=== Text extract ===

Come with me for a fascinating local visit to the first high rise building in the world that used steel to build upwards for strength & safety.
My cousin Lorraine, who also has a passion for history, joined me for a fascinating morning tour of the Shrewsbury Flaxmill Maltings site.
It is a grade 1 listed building standing 5 storeys high with an elegant crown on top of the tower.
It is a local landmark on the outskirts of our county town of Shrewsbury & was saved from neglect by a dedicated team of fundraisers & English Heritage.
It is a few miles away from the world heritage Ironbridge, which was the first Iron bridge ever built in the world. The processes of casting iron for a loadbearing structure led to the Industrial Revolution world wide & advanced buildings techniques. It all started in a little gorge in a relatively quiet part of England but the repercussions were felt world wide.
At a time of the 'dark satanic mills' of William Blake's famous poetry, mills were dangerous places with crowded conditions of over 800 worker, some child labour, long hours, unsafe working conditions & often death by limbs being caught in the machinery or by the fires that swept the buildings where fragments of wool, or fabrics were in the air & were easily ignited. This brick & metal structural building was a massive improvement on the timber factories that caught fire so easily when flying fluff was ignited so easily by the candles used to light up the factories.

The Shrewsbury Flaxmill was built from 1796 -1800 to make threads for linen from flax.
I did not know that flax comes from the linseed plant & that the top seeds on the stems were cut off to be pressed for flax / linseed oil. I have oiled furniture with it without knowing anything about the plant.
Several processes were needed to produce the flax from the tough stems & to make them pliable enough for weaving in to essential fabrics with a sailcloth / canvas like property that was used on ships sails (when coated to make them waterproof) or even on early airplane construction using fabric. It was also used for linen clothing, furnishings etc. A versatile but expensive thread because of the many processes to get it to a workable, useable thread.
This mill used technology from the nearby Ironbridge to make the building frame from iron, thus reducing the chance of the mill catching fire as so many had. The defunct Shropshire Union canal had a branch that ran alongside the mill & provided access to water & the transport of materials more easily.
Construction of the mill began in 1796, on a site next to the newly built Shrewsbury Canal, which was used to bring in raw materials and coal. The building was complete by 1800.
Externally, it looks much like other textile mills of the age: a plain brick shell, five storeys high, with regular rows of windows. The building is about 12 metres wide and 54 metres long. Each floor is a single long, open space. The outer walls, around 2 feet (0.6 metres) thick, are of load-bearing brick. The internal frame is the first multi-storey structural frame to be made entirely of iron in history, so is the ancestor of all iron- and steel-framed buildings in the world.

===

• _Short task 1_: Condense the paragraph of the Flaxmill text that begins "Externally, it looks much like" into a short bulleted list that keeps its main facts.
The records that come next are unrelated to the Flaxmill text.

=== Input for this task ===

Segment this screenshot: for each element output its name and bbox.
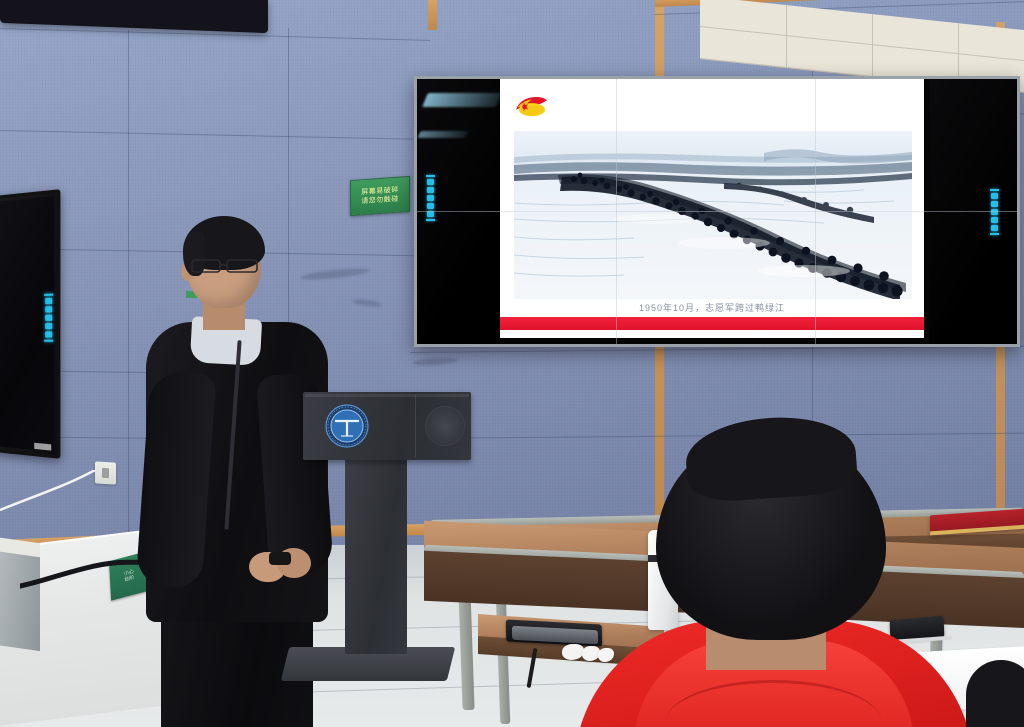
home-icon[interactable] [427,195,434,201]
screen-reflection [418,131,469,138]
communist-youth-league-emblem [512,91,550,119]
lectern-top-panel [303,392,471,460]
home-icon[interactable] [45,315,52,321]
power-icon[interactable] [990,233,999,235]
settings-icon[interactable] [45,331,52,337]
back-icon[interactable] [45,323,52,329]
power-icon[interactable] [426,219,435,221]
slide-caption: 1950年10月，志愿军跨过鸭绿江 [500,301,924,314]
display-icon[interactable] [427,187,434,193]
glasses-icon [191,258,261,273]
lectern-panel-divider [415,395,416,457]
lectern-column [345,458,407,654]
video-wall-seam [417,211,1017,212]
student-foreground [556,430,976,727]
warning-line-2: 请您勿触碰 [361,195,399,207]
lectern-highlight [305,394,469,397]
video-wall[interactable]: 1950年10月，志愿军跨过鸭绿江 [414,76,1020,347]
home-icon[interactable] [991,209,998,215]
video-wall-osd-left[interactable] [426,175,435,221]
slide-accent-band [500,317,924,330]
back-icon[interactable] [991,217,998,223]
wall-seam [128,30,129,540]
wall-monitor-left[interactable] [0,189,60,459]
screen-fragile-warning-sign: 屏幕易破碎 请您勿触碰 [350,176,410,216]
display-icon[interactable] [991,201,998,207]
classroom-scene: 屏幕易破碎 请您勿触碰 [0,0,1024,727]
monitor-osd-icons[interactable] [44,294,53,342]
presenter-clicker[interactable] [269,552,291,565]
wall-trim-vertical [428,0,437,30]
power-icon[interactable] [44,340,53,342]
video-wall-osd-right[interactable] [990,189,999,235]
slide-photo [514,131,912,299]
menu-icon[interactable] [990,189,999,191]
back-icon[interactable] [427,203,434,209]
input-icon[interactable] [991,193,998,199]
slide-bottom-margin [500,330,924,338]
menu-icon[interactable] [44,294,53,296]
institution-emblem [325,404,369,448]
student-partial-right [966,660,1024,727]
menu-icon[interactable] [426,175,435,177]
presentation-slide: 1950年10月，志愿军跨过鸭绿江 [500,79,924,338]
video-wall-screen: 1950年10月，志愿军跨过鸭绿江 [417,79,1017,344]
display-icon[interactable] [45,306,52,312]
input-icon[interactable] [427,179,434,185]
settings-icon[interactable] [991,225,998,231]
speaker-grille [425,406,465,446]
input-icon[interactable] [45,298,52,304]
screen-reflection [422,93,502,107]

===

• _Short task 2_: In the records, retype the lines starting at the one containing "home-icon[interactable] [427,195,434,201]" and ending after the one containing "warning-line-2: 请您勿触碰 [361,195,399,207]", both included.

• _Complete output 1_:
- From outside, it resembles other textile mills of its time: a plain five-storey brick shell with regular rows of windows.
- It measures about 12 meters wide and 54 meters long.
- Each floor is one long, open space.
- The outer walls are load-bearing brick, around 2 feet (0.6 meters) thick.
- Its internal frame is the first multi-storey structural frame made entirely of iron, making it the ancestor of all iron- and steel-framed buildings.

• _Complete output 2_:
home-icon[interactable] [427,195,434,201]
screen-reflection [418,131,469,138]
communist-youth-league-emblem [512,91,550,119]
lectern-top-panel [303,392,471,460]
home-icon[interactable] [45,315,52,321]
power-icon[interactable] [990,233,999,235]
settings-icon[interactable] [45,331,52,337]
back-icon[interactable] [45,323,52,329]
power-icon[interactable] [426,219,435,221]
slide-caption: 1950年10月，志愿军跨过鸭绿江 [500,301,924,314]
display-icon[interactable] [427,187,434,193]
glasses-icon [191,258,261,273]
lectern-panel-divider [415,395,416,457]
lectern-column [345,458,407,654]
video-wall-seam [417,211,1017,212]
student-foreground [556,430,976,727]
warning-line-2: 请您勿触碰 [361,195,399,207]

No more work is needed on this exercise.